— BEGIN The data —

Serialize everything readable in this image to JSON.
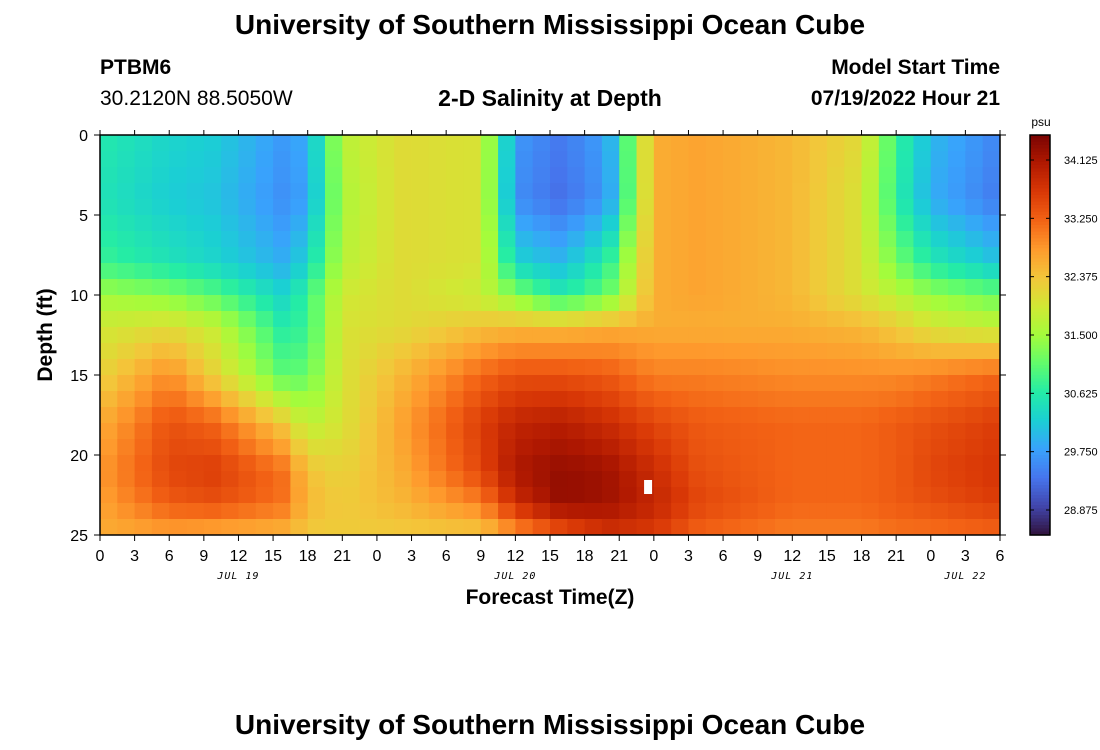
{
  "header": {
    "title": "University of Southern Mississippi Ocean Cube",
    "station_id": "PTBM6",
    "coordinates": "30.2120N  88.5050W",
    "chart_title": "2-D Salinity at Depth",
    "model_start_label": "Model Start Time",
    "model_start_value": "07/19/2022 Hour 21"
  },
  "footer": {
    "title": "University of Southern Mississippi Ocean Cube"
  },
  "chart_data": {
    "type": "heatmap",
    "title": "2-D Salinity at Depth",
    "xlabel": "Forecast Time(Z)",
    "ylabel": "Depth (ft)",
    "x_unit": "forecast hours since 07/19 00Z",
    "x_range_hours": [
      0,
      78
    ],
    "x_tick_labels": [
      "0",
      "3",
      "6",
      "9",
      "12",
      "15",
      "18",
      "21",
      "0",
      "3",
      "6",
      "9",
      "12",
      "15",
      "18",
      "21",
      "0",
      "3",
      "6",
      "9",
      "12",
      "15",
      "18",
      "21",
      "0",
      "3",
      "6"
    ],
    "date_labels": [
      "JUL 19",
      "JUL 20",
      "JUL 21",
      "JUL 22"
    ],
    "date_label_hours": [
      12,
      36,
      60,
      75
    ],
    "ylim": [
      0,
      25
    ],
    "y_reversed": true,
    "y_tick_labels": [
      "0",
      "5",
      "10",
      "15",
      "20",
      "25"
    ],
    "colorbar": {
      "unit": "psu",
      "min": 28.5,
      "max": 34.5,
      "ticks": [
        "34.125",
        "33.250",
        "32.375",
        "31.500",
        "30.625",
        "29.750",
        "28.875"
      ],
      "colors": [
        "#30123b",
        "#4145ab",
        "#4675ed",
        "#39a2fc",
        "#1bcfd4",
        "#24eca6",
        "#61fc6c",
        "#a4fc3b",
        "#d1e834",
        "#f3c63a",
        "#fe9b2d",
        "#f36315",
        "#d93806",
        "#b11901",
        "#7a0402"
      ]
    },
    "grid_hours_step": 1.5,
    "grid_depth_step": 1,
    "salinity_psu": {
      "hours": [
        0,
        6,
        10,
        16,
        18,
        21,
        26,
        33,
        36,
        40,
        44,
        48,
        52,
        60,
        66,
        69,
        72,
        78
      ],
      "depths": [
        0,
        4,
        8,
        10,
        12,
        15,
        18,
        21,
        23,
        25
      ],
      "values": [
        [
          30.6,
          30.3,
          30.2,
          29.7,
          29.9,
          31.7,
          32.1,
          32.0,
          29.7,
          29.4,
          29.8,
          32.6,
          32.7,
          32.5,
          32.1,
          30.8,
          30.0,
          29.5
        ],
        [
          30.5,
          30.2,
          30.1,
          29.6,
          29.8,
          31.6,
          32.1,
          32.0,
          29.6,
          29.3,
          29.7,
          32.6,
          32.7,
          32.5,
          32.0,
          30.7,
          29.9,
          29.4
        ],
        [
          30.8,
          30.5,
          30.3,
          29.9,
          30.3,
          31.7,
          32.1,
          32.0,
          30.3,
          30.0,
          30.7,
          32.6,
          32.7,
          32.5,
          32.0,
          31.2,
          30.6,
          30.1
        ],
        [
          31.5,
          31.3,
          31.0,
          30.3,
          30.8,
          31.9,
          32.1,
          31.8,
          31.3,
          30.6,
          31.1,
          32.6,
          32.7,
          32.5,
          32.0,
          31.7,
          31.4,
          31.1
        ],
        [
          31.9,
          32.1,
          31.8,
          30.6,
          30.8,
          32.0,
          32.1,
          32.4,
          32.5,
          32.5,
          32.6,
          32.6,
          32.6,
          32.6,
          32.5,
          32.3,
          32.0,
          31.8
        ],
        [
          32.2,
          32.9,
          32.2,
          31.0,
          31.1,
          32.0,
          32.5,
          33.2,
          33.4,
          33.4,
          33.3,
          33.0,
          33.0,
          32.9,
          32.9,
          32.9,
          33.0,
          33.2
        ],
        [
          32.6,
          33.4,
          33.2,
          32.3,
          31.7,
          32.0,
          32.7,
          33.6,
          33.9,
          34.0,
          33.8,
          33.5,
          33.3,
          33.2,
          33.2,
          33.3,
          33.4,
          33.6
        ],
        [
          32.8,
          33.5,
          33.6,
          33.1,
          32.4,
          32.2,
          32.6,
          33.5,
          34.1,
          34.3,
          34.2,
          33.8,
          33.4,
          33.2,
          33.2,
          33.3,
          33.5,
          33.7
        ],
        [
          32.7,
          33.3,
          33.4,
          33.1,
          32.5,
          32.3,
          32.5,
          33.0,
          33.8,
          34.3,
          34.2,
          33.9,
          33.5,
          33.2,
          33.2,
          33.3,
          33.4,
          33.6
        ],
        [
          32.6,
          32.7,
          32.6,
          32.5,
          32.3,
          32.3,
          32.3,
          32.3,
          32.8,
          33.3,
          33.7,
          33.6,
          33.2,
          33.0,
          33.0,
          33.1,
          33.1,
          33.2
        ]
      ]
    },
    "marker": {
      "hour": 47.5,
      "depth_ft": 22
    }
  }
}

— END The data —

### Task objective
Identify the lines of the data that contain the word "Time". Copy each of them.

### Solution to this exercise
    "model_start_label": "Model Start Time",
    "xlabel": "Forecast Time(Z)",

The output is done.